Layout records

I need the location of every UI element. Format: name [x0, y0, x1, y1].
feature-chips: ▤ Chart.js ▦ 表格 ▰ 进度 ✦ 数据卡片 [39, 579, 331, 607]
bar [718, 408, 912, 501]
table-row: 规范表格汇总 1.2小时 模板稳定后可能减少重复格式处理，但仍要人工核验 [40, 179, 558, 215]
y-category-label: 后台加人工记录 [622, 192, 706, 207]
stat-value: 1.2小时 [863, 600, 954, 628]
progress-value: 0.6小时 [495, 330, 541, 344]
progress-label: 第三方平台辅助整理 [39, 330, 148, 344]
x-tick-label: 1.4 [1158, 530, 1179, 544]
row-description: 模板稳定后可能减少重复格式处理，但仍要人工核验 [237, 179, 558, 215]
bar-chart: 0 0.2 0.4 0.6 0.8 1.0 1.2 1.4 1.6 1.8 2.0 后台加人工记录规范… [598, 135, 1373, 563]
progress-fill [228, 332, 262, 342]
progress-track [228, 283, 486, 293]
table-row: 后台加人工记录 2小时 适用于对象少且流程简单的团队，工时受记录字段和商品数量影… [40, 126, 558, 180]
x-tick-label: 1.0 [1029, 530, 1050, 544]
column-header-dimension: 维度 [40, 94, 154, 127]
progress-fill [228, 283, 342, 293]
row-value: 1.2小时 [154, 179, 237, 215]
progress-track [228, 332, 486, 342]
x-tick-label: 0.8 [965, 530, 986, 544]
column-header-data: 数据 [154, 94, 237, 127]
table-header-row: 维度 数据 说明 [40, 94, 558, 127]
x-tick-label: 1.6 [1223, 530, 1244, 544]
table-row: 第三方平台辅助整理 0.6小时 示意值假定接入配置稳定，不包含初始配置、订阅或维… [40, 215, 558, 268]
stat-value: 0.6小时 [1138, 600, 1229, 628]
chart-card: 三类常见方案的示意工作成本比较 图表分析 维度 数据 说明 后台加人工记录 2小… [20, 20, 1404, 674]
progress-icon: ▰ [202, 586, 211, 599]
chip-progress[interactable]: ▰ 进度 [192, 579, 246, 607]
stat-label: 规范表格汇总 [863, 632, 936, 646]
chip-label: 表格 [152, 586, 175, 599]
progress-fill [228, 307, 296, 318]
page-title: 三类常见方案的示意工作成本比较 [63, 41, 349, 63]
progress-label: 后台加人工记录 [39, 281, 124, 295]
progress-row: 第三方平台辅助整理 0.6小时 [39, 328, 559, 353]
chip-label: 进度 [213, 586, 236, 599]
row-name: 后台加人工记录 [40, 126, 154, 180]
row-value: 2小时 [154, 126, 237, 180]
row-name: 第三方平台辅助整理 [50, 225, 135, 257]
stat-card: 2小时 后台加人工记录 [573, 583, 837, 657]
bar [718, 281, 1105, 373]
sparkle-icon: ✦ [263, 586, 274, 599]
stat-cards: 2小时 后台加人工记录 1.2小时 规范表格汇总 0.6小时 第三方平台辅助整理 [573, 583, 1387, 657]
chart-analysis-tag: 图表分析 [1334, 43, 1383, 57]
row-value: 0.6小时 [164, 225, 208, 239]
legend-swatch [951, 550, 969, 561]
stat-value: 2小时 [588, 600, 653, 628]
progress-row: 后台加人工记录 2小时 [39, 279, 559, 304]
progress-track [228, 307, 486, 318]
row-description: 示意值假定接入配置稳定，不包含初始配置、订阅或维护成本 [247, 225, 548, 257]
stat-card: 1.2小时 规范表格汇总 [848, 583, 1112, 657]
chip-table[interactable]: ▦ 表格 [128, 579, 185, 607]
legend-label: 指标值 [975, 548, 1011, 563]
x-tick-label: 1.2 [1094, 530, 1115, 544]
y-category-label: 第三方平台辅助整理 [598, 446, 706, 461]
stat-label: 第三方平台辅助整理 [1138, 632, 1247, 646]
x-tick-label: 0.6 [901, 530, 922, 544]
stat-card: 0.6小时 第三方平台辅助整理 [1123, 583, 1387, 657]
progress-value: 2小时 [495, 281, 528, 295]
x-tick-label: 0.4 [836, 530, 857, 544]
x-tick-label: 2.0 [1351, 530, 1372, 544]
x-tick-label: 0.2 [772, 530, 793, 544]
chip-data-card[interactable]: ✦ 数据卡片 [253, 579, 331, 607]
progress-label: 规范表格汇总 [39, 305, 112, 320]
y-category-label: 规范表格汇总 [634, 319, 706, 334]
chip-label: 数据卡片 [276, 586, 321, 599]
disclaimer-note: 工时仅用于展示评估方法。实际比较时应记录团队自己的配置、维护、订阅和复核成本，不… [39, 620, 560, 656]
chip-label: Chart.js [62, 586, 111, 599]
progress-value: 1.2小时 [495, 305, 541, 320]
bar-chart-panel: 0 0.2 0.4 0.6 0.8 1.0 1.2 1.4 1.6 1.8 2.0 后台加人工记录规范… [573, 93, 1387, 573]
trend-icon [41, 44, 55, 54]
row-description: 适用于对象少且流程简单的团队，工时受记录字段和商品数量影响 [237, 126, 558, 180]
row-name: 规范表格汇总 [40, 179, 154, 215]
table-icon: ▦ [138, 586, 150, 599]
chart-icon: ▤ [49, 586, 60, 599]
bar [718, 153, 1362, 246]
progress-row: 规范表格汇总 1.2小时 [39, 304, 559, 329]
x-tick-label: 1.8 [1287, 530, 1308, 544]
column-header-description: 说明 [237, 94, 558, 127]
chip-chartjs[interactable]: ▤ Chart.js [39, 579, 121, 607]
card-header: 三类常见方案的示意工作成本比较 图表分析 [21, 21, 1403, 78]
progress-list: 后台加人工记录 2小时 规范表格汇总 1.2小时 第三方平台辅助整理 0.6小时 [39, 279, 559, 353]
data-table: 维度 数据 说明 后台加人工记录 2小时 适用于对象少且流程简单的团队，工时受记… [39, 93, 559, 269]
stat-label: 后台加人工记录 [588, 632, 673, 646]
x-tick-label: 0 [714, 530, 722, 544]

**TASK BRIEF:**
Copy out the lines from the very first one through the line containing "y-category-label: 后台加人工记录 [622, 192, 706, 207]", unchanged.

**SOLUTION:**
I need the location of every UI element. Format: name [x0, y0, x1, y1].
feature-chips: ▤ Chart.js ▦ 表格 ▰ 进度 ✦ 数据卡片 [39, 579, 331, 607]
bar [718, 408, 912, 501]
table-row: 规范表格汇总 1.2小时 模板稳定后可能减少重复格式处理，但仍要人工核验 [40, 179, 558, 215]
y-category-label: 后台加人工记录 [622, 192, 706, 207]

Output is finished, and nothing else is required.